>> start

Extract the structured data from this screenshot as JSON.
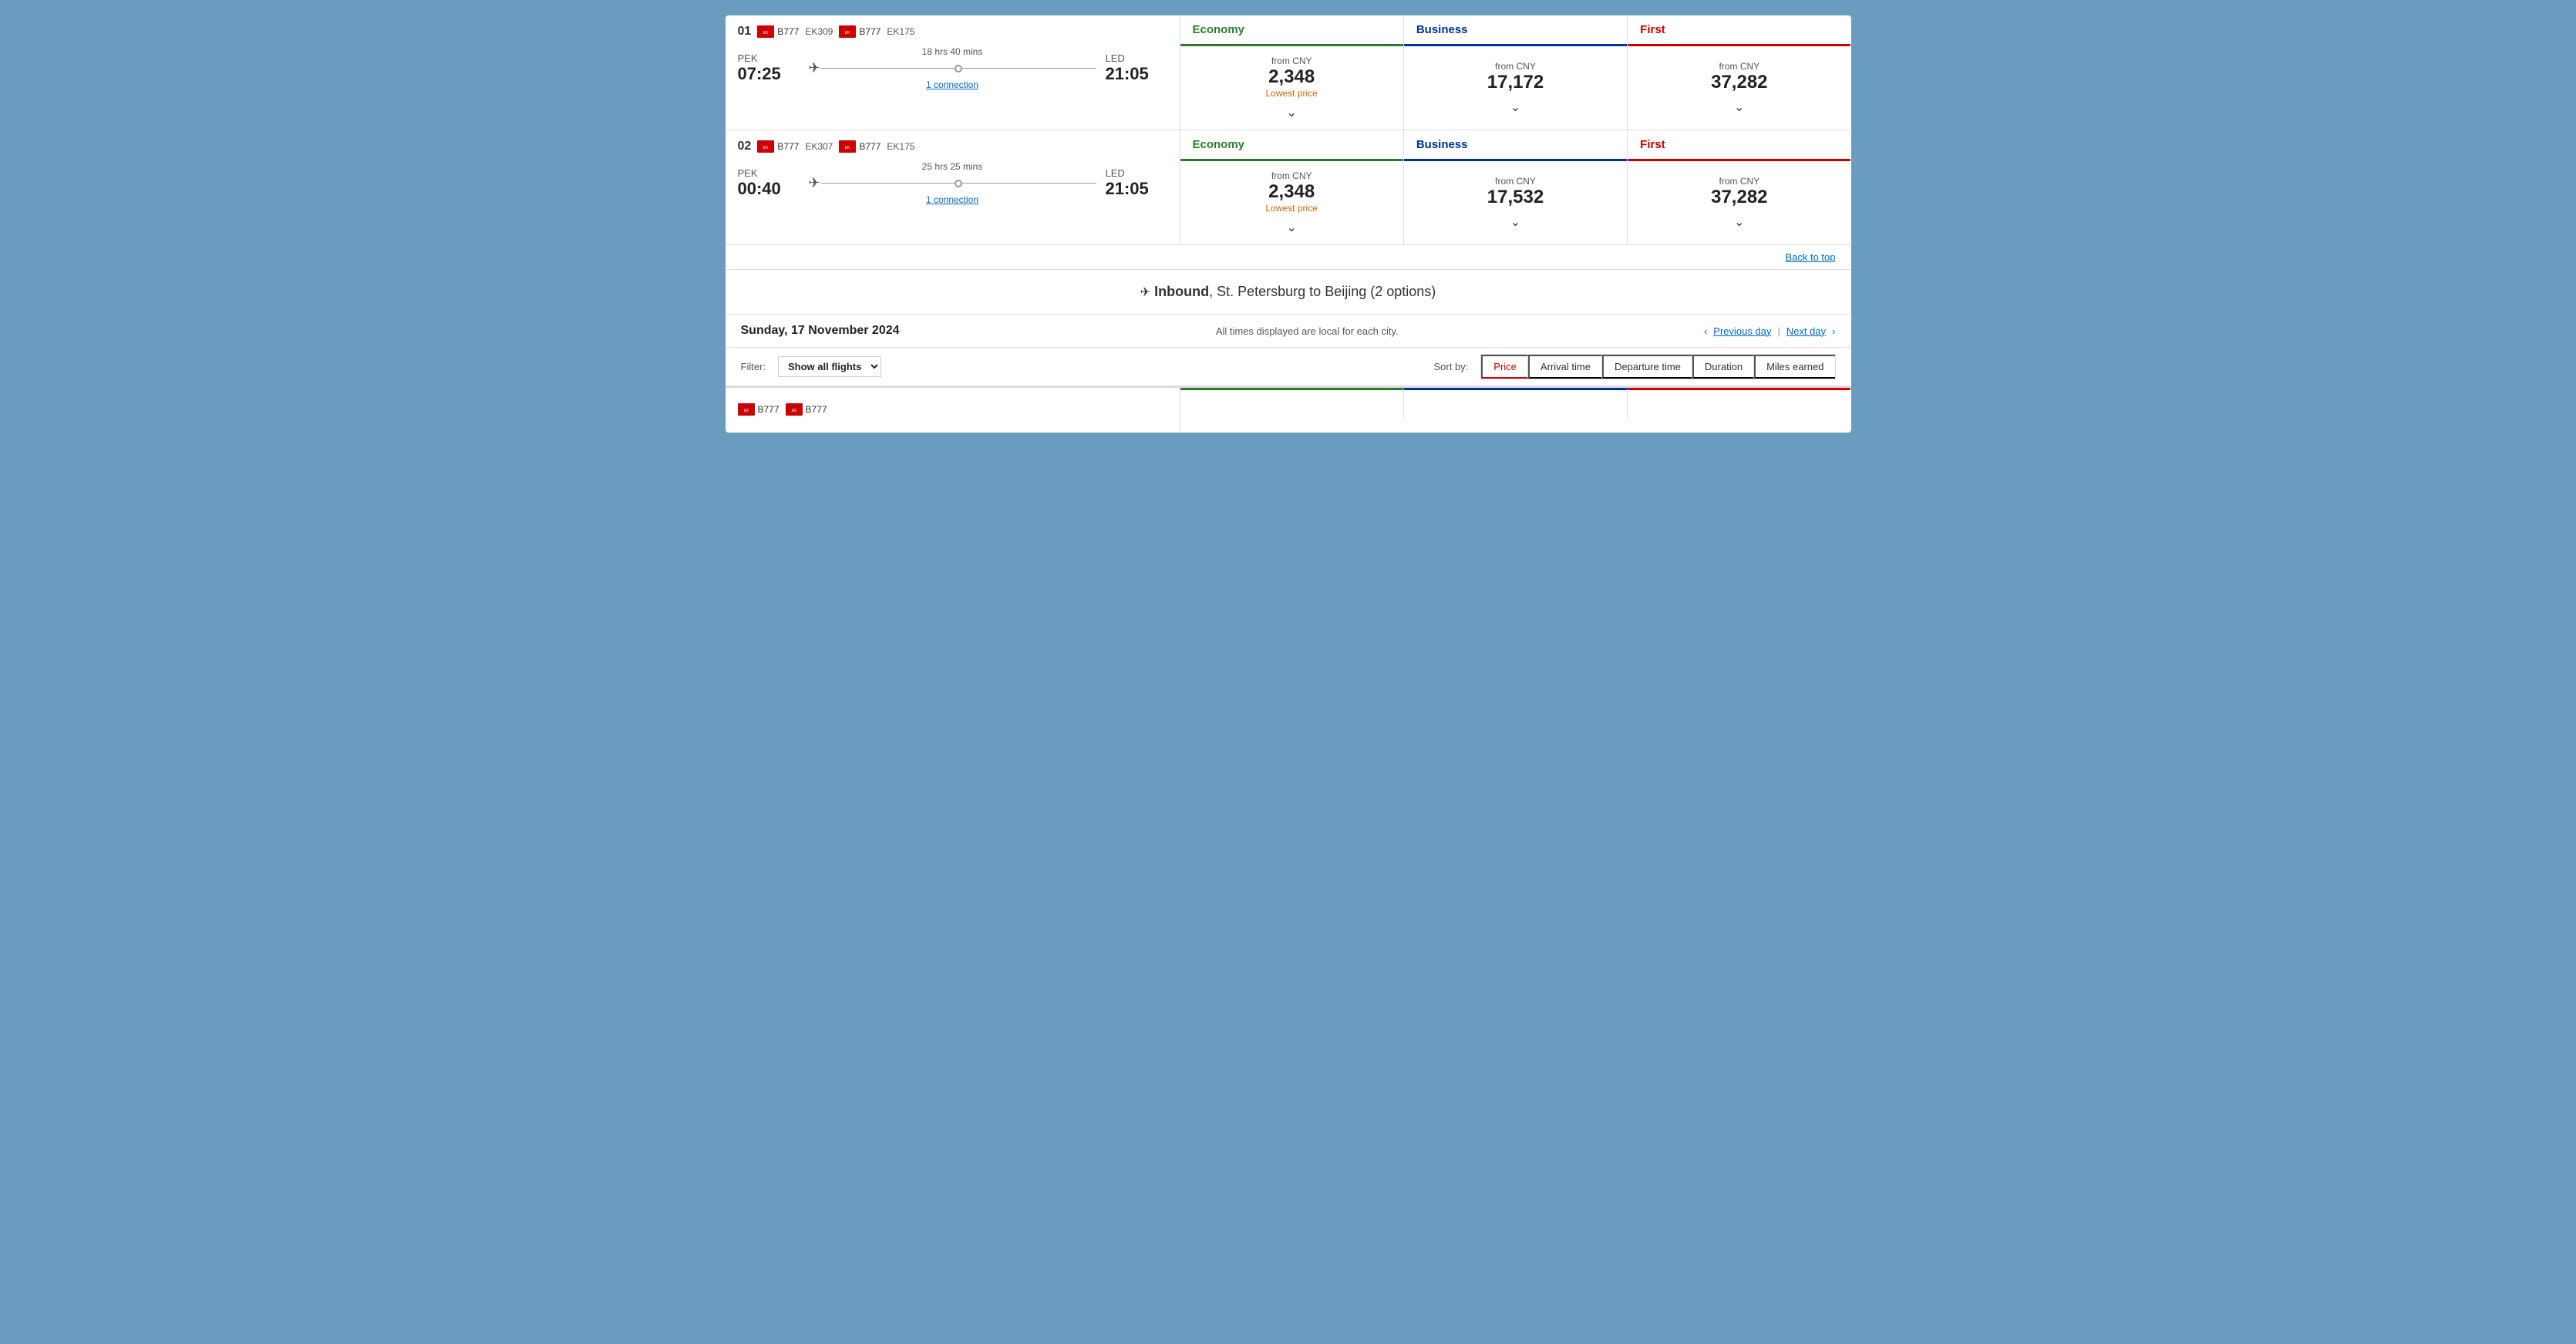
{
  "flights": [
    {
      "index": "01",
      "airlines": [
        {
          "code": "B777",
          "flight": "EK309"
        },
        {
          "code": "B777",
          "flight": "EK175"
        }
      ],
      "origin": {
        "code": "PEK",
        "time": "07:25"
      },
      "destination": {
        "code": "LED",
        "time": "21:05"
      },
      "duration": "18 hrs 40 mins",
      "connection": "1 connection",
      "economy": {
        "currency": "from CNY",
        "price": "2,348",
        "lowest": "Lowest price"
      },
      "business": {
        "currency": "from CNY",
        "price": "17,172"
      },
      "first": {
        "currency": "from CNY",
        "price": "37,282"
      }
    },
    {
      "index": "02",
      "airlines": [
        {
          "code": "B777",
          "flight": "EK307"
        },
        {
          "code": "B777",
          "flight": "EK175"
        }
      ],
      "origin": {
        "code": "PEK",
        "time": "00:40"
      },
      "destination": {
        "code": "LED",
        "time": "21:05"
      },
      "duration": "25 hrs 25 mins",
      "connection": "1 connection",
      "economy": {
        "currency": "from CNY",
        "price": "2,348",
        "lowest": "Lowest price"
      },
      "business": {
        "currency": "from CNY",
        "price": "17,532"
      },
      "first": {
        "currency": "from CNY",
        "price": "37,282"
      }
    }
  ],
  "back_to_top": "Back to top",
  "inbound": {
    "label": "Inbound",
    "route": ", St. Petersburg to Beijing (2 options)"
  },
  "date_section": {
    "date": "Sunday, 17 November 2024",
    "times_note": "All times displayed are local for each city.",
    "previous_day": "Previous day",
    "next_day": "Next day"
  },
  "filter": {
    "label": "Filter:",
    "value": "Show all flights",
    "chevron": "▾"
  },
  "sort": {
    "label": "Sort by:",
    "buttons": [
      {
        "id": "price",
        "label": "Price",
        "active": true
      },
      {
        "id": "arrival",
        "label": "Arrival time",
        "active": false
      },
      {
        "id": "departure",
        "label": "Departure time",
        "active": false
      },
      {
        "id": "duration",
        "label": "Duration",
        "active": false
      },
      {
        "id": "miles",
        "label": "Miles earned",
        "active": false
      }
    ]
  },
  "bottom_preview": {
    "airline1": "B777",
    "airline2": "B777"
  },
  "fare_headers": {
    "economy": "Economy",
    "business": "Business",
    "first": "First"
  }
}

>> end

• [Exercise aim]
Copy all the records above exactly, but leave out the pictures.

• [Worked solution]
Extract the structured data from this screenshot as JSON.
{
  "flights": [
    {
      "index": "01",
      "airlines": [
        {
          "code": "B777",
          "flight": "EK309"
        },
        {
          "code": "B777",
          "flight": "EK175"
        }
      ],
      "origin": {
        "code": "PEK",
        "time": "07:25"
      },
      "destination": {
        "code": "LED",
        "time": "21:05"
      },
      "duration": "18 hrs 40 mins",
      "connection": "1 connection",
      "economy": {
        "currency": "from CNY",
        "price": "2,348",
        "lowest": "Lowest price"
      },
      "business": {
        "currency": "from CNY",
        "price": "17,172"
      },
      "first": {
        "currency": "from CNY",
        "price": "37,282"
      }
    },
    {
      "index": "02",
      "airlines": [
        {
          "code": "B777",
          "flight": "EK307"
        },
        {
          "code": "B777",
          "flight": "EK175"
        }
      ],
      "origin": {
        "code": "PEK",
        "time": "00:40"
      },
      "destination": {
        "code": "LED",
        "time": "21:05"
      },
      "duration": "25 hrs 25 mins",
      "connection": "1 connection",
      "economy": {
        "currency": "from CNY",
        "price": "2,348",
        "lowest": "Lowest price"
      },
      "business": {
        "currency": "from CNY",
        "price": "17,532"
      },
      "first": {
        "currency": "from CNY",
        "price": "37,282"
      }
    }
  ],
  "back_to_top": "Back to top",
  "inbound": {
    "label": "Inbound",
    "route": ", St. Petersburg to Beijing (2 options)"
  },
  "date_section": {
    "date": "Sunday, 17 November 2024",
    "times_note": "All times displayed are local for each city.",
    "previous_day": "Previous day",
    "next_day": "Next day"
  },
  "filter": {
    "label": "Filter:",
    "value": "Show all flights",
    "chevron": "▾"
  },
  "sort": {
    "label": "Sort by:",
    "buttons": [
      {
        "id": "price",
        "label": "Price",
        "active": true
      },
      {
        "id": "arrival",
        "label": "Arrival time",
        "active": false
      },
      {
        "id": "departure",
        "label": "Departure time",
        "active": false
      },
      {
        "id": "duration",
        "label": "Duration",
        "active": false
      },
      {
        "id": "miles",
        "label": "Miles earned",
        "active": false
      }
    ]
  },
  "bottom_preview": {
    "airline1": "B777",
    "airline2": "B777"
  },
  "fare_headers": {
    "economy": "Economy",
    "business": "Business",
    "first": "First"
  }
}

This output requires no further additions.